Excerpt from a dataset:
══════

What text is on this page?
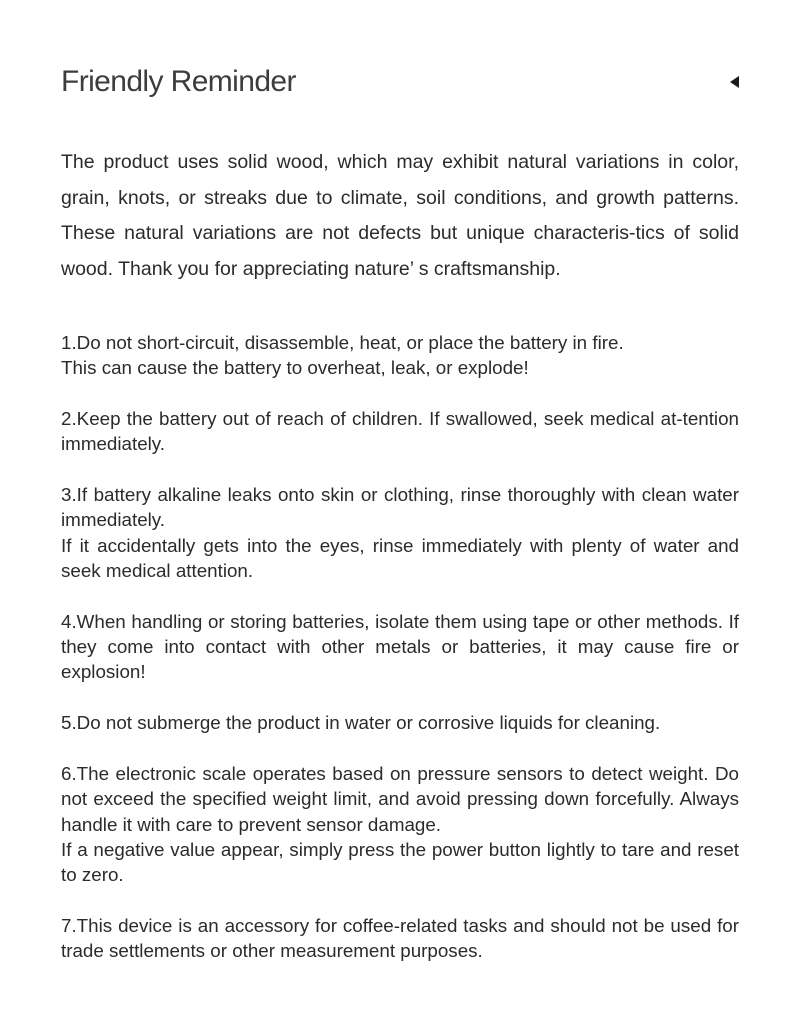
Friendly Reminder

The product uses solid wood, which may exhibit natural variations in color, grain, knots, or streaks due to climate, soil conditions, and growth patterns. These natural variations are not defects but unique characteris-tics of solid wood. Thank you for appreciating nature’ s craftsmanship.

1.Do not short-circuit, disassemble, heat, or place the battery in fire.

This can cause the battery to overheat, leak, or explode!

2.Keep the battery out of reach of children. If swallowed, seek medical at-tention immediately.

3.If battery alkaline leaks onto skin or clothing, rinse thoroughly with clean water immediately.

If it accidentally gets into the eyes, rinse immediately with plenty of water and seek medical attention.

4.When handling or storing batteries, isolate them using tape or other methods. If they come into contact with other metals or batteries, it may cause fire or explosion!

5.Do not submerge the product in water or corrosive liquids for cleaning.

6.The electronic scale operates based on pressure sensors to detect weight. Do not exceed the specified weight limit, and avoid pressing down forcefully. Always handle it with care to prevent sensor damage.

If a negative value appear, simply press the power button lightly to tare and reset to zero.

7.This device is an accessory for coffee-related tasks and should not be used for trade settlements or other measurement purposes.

══════

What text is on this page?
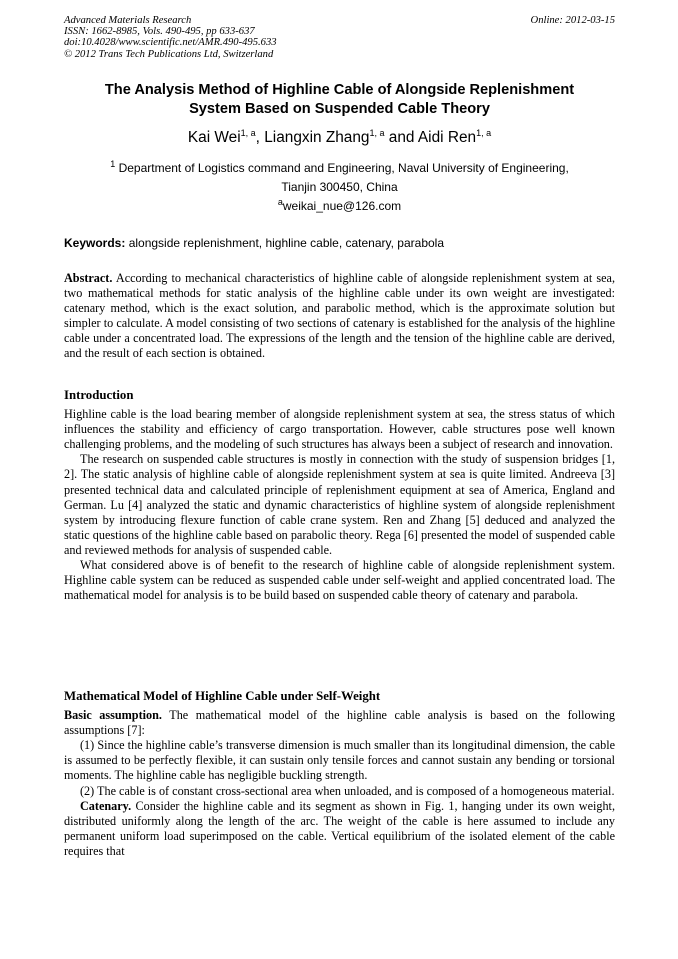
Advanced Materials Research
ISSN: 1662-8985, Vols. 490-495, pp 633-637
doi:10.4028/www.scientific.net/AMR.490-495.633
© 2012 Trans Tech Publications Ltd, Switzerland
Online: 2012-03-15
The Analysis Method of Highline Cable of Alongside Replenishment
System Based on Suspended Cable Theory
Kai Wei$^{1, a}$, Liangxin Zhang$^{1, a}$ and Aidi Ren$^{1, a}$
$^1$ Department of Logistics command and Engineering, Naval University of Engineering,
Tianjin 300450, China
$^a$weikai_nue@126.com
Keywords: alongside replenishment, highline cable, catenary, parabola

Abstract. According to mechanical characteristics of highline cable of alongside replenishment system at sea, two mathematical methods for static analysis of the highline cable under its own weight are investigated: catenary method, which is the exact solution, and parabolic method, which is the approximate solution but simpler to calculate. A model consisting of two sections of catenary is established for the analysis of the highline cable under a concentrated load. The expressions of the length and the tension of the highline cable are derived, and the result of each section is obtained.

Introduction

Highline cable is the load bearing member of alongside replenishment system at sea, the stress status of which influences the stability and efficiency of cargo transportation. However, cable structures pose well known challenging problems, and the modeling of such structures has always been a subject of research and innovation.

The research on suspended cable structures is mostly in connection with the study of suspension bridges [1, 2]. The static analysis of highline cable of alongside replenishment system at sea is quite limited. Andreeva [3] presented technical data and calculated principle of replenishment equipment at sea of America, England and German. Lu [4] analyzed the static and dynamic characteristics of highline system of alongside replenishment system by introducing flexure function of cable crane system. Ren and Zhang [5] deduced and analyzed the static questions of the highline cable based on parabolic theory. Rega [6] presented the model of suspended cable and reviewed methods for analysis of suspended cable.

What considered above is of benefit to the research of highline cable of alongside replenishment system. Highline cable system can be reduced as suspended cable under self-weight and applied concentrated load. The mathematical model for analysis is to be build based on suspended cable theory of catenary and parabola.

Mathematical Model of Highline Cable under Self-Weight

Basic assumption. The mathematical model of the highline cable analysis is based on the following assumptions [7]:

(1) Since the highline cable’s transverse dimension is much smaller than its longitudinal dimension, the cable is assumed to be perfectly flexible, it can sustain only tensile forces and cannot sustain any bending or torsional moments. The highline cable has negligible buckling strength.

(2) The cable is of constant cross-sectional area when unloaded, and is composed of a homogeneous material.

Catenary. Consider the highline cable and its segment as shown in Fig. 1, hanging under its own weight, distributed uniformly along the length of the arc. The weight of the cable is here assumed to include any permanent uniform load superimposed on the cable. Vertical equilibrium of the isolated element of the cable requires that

══════

◆ AIM
Copy each line above containing the string "immediately".

◆ WRITTEN RESPONSE
2.Keep the battery out of reach of children. If swallowed, seek medical at-tention immediately.
3.If battery alkaline leaks onto skin or clothing, rinse thoroughly with clean water immediately.
If it accidentally gets into the eyes, rinse immediately with plenty of water and seek medical attention.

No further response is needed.